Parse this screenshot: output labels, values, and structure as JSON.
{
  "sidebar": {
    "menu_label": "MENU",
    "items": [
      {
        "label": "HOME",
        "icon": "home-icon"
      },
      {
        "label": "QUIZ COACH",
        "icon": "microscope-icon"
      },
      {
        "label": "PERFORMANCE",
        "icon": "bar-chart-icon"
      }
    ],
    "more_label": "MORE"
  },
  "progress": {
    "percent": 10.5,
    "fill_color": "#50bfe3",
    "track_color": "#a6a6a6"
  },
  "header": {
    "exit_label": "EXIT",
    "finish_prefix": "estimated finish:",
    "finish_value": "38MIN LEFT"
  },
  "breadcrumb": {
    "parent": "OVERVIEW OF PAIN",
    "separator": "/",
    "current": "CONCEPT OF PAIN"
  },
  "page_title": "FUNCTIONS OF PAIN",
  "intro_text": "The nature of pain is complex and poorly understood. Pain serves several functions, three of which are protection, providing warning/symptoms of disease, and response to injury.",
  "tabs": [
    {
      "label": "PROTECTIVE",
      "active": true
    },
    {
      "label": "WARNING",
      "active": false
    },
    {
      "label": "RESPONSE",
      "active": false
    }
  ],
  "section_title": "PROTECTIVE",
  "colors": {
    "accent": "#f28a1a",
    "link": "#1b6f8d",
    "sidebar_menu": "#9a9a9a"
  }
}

Task details
Copy all of the data exactly.

Solution to this exercise
Parse this screenshot: output labels, values, and structure as JSON.
{
  "sidebar": {
    "menu_label": "MENU",
    "items": [
      {
        "label": "HOME",
        "icon": "home-icon"
      },
      {
        "label": "QUIZ COACH",
        "icon": "microscope-icon"
      },
      {
        "label": "PERFORMANCE",
        "icon": "bar-chart-icon"
      }
    ],
    "more_label": "MORE"
  },
  "progress": {
    "percent": 10.5,
    "fill_color": "#50bfe3",
    "track_color": "#a6a6a6"
  },
  "header": {
    "exit_label": "EXIT",
    "finish_prefix": "estimated finish:",
    "finish_value": "38MIN LEFT"
  },
  "breadcrumb": {
    "parent": "OVERVIEW OF PAIN",
    "separator": "/",
    "current": "CONCEPT OF PAIN"
  },
  "page_title": "FUNCTIONS OF PAIN",
  "intro_text": "The nature of pain is complex and poorly understood. Pain serves several functions, three of which are protection, providing warning/symptoms of disease, and response to injury.",
  "tabs": [
    {
      "label": "PROTECTIVE",
      "active": true
    },
    {
      "label": "WARNING",
      "active": false
    },
    {
      "label": "RESPONSE",
      "active": false
    }
  ],
  "section_title": "PROTECTIVE",
  "colors": {
    "accent": "#f28a1a",
    "link": "#1b6f8d",
    "sidebar_menu": "#9a9a9a"
  }
}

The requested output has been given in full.